** Start of Source passage **

1. Flight Radar Pipeline¶

Workflow Structure¶

graph TD
    A[Flight Radar Config] --> B[Airport Workflow]
    A --> C[Aircraft Workflow]
    A --> D[Airline Workflow]
    A --> E[Flight Workflow]

    B --> B1[ingest_airport]
    B1 --> B2[airport_preparation]
    B2 --> B3[Delta Table: airport]

    C --> C1[ingest_aircraft]
    C1 --> C2[aircraft_preparation]
    C2 --> C3[Delta Table: aircraft]

    D --> D1[ingest_airline]
    D1 --> D2[airline_preparation]
    D2 --> D3[Delta Table: airline]

    E --> E1[ingest_flight]
    E1 --> E2[complete_flight_preparation]
    E1 --> E3[missing_flight_preparation]
    E2 --> E4[Delta Table: complete_flight]
    E3 --> E5[Delta Table: missing_flight]

    B3 --> F[Success Sensor]
    C3 --> F
    D3 --> F
    E4 --> F
    E5 --> F
    F --> G[dbt Transformations]

Data Flow Details¶

Airport Workflow¶

Ingestion: ingest_airport → CSV/JSON files in datalake/bronze/flight_radar/airports/
Preparation: airport_preparation → Delta table in datalake/prepare/flight_radar_prepared/airport/
Transformation: Success sensor triggers dbt models for analytical processing

Flight Workflow¶

Ingestion: ingest_flight → CSV/JSON files in datalake/bronze/flight_radar/flights/
Preparation:
complete_flight_preparation → Delta table in datalake/prepare/flight_radar_prepared/complete_flight/
missing_flight_preparation → Delta table in datalake/prepare/flight_radar_prepared/missing_flight/
Transformation: Success sensor triggers dbt models for analytical processing

2. E-commerce Pipeline¶

Workflow Structure¶

graph TD
    A[E-commerce Config] --> B[Product Workflow]
    A --> C[Customer Workflow]

    B --> B1[product_ingestion]
    B1 --> B2[product_preparation]
    B2 --> B3[Delta Table: product]

    C --> C1[customer_ingestion]
    C1 --> C2[customer_preparation]
    C2 --> C3[Delta Table: customer]

    B3 --> D[Success Sensor]
    C3 --> D
    D --> E[dbt Transformations]

3. Asset Property Pipeline¶

Workflow Structure¶

graph TD
    A[Asset Property Config] --> B[Real Estate Workflow]

    B --> B1[real_estate_ingestion]
    B1 --> B2[real_estate_preparation]
    B2 --> B3[Delta Table: real_estate_sales]

    B3 --> C[Success Sensor]
    C --> D[dbt Transformations]

Operation Types¶

1. Ingestion Operations¶

Purpose¶

Collect data from external sources (APIs, databases, files)

** End of Source passage **
** Start of Dataset excerpts **

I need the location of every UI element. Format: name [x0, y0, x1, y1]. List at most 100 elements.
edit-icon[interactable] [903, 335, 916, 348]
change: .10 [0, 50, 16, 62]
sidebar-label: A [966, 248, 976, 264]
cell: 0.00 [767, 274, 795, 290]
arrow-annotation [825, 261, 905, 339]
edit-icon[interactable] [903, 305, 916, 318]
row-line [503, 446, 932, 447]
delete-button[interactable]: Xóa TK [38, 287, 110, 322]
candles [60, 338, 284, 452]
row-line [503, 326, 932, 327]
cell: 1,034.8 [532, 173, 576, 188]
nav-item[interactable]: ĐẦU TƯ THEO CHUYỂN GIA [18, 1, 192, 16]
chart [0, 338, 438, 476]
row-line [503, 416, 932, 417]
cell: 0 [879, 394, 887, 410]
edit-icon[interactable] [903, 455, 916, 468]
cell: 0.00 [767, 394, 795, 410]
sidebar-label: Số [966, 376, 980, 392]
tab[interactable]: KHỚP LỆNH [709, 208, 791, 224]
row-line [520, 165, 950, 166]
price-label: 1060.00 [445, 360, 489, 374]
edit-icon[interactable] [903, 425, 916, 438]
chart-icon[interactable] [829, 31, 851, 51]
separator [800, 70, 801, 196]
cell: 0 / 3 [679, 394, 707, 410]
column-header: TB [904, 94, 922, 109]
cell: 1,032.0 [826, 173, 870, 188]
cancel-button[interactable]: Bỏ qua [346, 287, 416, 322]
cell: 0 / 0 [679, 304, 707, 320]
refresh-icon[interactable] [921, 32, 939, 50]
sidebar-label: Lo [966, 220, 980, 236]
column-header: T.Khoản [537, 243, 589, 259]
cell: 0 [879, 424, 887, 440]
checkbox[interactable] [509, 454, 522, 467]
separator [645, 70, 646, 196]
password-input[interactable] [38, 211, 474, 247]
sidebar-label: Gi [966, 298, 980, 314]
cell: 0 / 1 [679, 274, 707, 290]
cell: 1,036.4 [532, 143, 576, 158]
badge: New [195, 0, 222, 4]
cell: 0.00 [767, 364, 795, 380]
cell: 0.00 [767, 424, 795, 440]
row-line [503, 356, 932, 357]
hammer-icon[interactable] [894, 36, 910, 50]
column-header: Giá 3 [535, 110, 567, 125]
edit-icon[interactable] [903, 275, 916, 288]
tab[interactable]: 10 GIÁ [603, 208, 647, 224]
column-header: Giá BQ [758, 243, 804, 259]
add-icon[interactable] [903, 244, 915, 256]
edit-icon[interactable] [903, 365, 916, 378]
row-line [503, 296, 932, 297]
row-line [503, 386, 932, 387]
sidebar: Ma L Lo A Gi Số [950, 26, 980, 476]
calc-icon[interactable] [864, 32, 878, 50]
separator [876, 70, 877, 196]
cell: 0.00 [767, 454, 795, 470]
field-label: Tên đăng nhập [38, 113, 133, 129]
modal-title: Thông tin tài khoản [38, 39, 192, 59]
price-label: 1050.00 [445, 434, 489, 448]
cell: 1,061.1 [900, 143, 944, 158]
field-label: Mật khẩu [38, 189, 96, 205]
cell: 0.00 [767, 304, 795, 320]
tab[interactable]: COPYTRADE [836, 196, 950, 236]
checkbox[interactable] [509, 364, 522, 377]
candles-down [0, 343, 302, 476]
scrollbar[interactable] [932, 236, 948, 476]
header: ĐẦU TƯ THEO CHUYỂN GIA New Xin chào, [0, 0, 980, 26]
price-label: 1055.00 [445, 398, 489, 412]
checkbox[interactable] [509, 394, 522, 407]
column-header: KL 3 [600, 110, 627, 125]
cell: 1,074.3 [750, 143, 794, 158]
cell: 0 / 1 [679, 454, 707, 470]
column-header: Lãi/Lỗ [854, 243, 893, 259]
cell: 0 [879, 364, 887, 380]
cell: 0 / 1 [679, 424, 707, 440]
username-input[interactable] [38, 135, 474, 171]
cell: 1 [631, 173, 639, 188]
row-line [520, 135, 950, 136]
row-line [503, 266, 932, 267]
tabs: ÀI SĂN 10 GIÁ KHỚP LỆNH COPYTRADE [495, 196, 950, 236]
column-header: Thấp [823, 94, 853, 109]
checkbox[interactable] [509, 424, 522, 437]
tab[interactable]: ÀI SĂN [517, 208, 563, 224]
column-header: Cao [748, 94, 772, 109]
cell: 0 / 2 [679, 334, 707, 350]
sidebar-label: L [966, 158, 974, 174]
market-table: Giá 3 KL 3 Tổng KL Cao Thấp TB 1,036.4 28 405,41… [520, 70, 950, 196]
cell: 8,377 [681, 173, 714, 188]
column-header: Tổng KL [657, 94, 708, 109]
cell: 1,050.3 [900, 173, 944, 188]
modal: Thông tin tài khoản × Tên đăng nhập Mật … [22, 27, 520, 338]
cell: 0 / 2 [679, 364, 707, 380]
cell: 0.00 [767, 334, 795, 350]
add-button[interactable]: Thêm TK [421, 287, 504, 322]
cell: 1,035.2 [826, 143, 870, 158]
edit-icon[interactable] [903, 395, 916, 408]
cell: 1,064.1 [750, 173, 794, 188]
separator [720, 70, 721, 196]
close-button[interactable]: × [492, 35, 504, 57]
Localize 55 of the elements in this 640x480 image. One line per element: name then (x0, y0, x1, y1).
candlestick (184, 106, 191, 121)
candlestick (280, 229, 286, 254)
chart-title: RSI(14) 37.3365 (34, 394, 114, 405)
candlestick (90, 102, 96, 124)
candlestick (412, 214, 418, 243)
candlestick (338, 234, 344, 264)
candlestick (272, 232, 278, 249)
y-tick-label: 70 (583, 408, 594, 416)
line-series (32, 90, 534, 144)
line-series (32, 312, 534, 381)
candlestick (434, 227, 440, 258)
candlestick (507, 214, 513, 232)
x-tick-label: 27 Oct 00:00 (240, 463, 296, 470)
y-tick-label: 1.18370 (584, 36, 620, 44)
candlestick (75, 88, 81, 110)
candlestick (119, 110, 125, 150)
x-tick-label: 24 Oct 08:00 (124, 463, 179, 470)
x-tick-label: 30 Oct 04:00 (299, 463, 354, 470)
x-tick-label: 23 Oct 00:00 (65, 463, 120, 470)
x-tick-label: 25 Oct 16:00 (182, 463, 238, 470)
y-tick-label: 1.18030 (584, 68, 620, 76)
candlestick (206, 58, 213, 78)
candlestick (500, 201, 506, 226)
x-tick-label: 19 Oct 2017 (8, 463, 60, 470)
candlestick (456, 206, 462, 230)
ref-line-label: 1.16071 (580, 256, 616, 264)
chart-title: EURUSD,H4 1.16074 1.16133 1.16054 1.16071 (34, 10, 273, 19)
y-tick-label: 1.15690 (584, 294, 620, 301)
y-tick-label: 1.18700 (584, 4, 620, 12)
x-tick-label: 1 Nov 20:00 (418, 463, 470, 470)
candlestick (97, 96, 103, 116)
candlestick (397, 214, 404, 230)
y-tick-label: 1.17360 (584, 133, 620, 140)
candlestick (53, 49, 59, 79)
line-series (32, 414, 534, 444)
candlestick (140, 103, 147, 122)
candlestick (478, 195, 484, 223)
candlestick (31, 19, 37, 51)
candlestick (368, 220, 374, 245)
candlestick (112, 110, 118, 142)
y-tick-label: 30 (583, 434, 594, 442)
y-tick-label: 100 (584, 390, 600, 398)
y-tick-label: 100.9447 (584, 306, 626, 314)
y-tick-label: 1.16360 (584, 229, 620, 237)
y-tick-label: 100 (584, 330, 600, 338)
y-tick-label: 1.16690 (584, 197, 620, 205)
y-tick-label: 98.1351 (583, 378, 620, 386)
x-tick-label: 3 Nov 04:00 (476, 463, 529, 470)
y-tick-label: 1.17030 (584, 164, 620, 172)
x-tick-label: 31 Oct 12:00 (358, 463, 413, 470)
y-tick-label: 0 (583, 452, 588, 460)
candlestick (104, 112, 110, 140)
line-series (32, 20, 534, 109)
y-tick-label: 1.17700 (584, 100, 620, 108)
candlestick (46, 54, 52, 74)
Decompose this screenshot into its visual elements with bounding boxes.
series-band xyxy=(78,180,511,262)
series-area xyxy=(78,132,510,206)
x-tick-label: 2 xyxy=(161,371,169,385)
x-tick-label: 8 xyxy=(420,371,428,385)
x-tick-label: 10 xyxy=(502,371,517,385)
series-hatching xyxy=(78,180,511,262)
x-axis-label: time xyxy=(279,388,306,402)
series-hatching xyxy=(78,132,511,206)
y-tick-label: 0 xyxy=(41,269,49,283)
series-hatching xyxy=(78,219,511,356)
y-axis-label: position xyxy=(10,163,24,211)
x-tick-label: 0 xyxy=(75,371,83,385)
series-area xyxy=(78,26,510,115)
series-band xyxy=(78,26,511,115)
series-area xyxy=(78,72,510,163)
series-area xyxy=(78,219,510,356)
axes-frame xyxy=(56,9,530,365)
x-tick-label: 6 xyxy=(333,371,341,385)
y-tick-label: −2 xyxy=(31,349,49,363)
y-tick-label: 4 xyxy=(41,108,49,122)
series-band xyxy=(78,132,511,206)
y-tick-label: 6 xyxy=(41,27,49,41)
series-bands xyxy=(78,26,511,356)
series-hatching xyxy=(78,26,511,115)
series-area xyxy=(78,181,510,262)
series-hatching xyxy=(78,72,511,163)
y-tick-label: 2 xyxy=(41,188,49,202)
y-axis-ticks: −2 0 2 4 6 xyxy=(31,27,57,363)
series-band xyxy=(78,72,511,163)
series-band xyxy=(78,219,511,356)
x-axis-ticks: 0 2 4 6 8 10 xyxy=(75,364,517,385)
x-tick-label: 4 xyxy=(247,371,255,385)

** End of Dataset excerpts **

* **Problems**:
1 – Answer these from the pipeline text:
(a) Which two Delta tables are produced downstream of ingest_flight?
(b) Which two workflows does the E-commerce Config feed into?
(c) In which directory does ingest_airport place its CSV/JSON files?
2 – In the bounding box entries, replace "row-line" with "divider" in the lines from the first entry through the line containing "column-header: T.Khoản [537, 243, 589, 259]", inclusive, and write out only those lines, leaving everything else unchanged.
The pipeline text and the bounding box entries are two separate pieces of material.

* **Solved tasks**:
1 –
(a) complete_flight and missing_flight
(b) Product Workflow and Customer Workflow
(c) datalake/bronze/flight_radar/airports/

2 –
I need the location of every UI element. Format: name [x0, y0, x1, y1]. List at most 100 elements.
edit-icon[interactable] [903, 335, 916, 348]
change: .10 [0, 50, 16, 62]
sidebar-label: A [966, 248, 976, 264]
cell: 0.00 [767, 274, 795, 290]
arrow-annotation [825, 261, 905, 339]
edit-icon[interactable] [903, 305, 916, 318]
divider [503, 446, 932, 447]
delete-button[interactable]: Xóa TK [38, 287, 110, 322]
candles [60, 338, 284, 452]
divider [503, 326, 932, 327]
cell: 1,034.8 [532, 173, 576, 188]
nav-item[interactable]: ĐẦU TƯ THEO CHUYỂN GIA [18, 1, 192, 16]
chart [0, 338, 438, 476]
divider [503, 416, 932, 417]
cell: 0 [879, 394, 887, 410]
edit-icon[interactable] [903, 455, 916, 468]
cell: 0.00 [767, 394, 795, 410]
sidebar-label: Số [966, 376, 980, 392]
tab[interactable]: KHỚP LỆNH [709, 208, 791, 224]
divider [520, 165, 950, 166]
price-label: 1060.00 [445, 360, 489, 374]
edit-icon[interactable] [903, 425, 916, 438]
chart-icon[interactable] [829, 31, 851, 51]
separator [800, 70, 801, 196]
cell: 0 / 3 [679, 394, 707, 410]
column-header: TB [904, 94, 922, 109]
cell: 1,032.0 [826, 173, 870, 188]
cancel-button[interactable]: Bỏ qua [346, 287, 416, 322]
cell: 0 / 0 [679, 304, 707, 320]
refresh-icon[interactable] [921, 32, 939, 50]
sidebar-label: Lo [966, 220, 980, 236]
column-header: T.Khoản [537, 243, 589, 259]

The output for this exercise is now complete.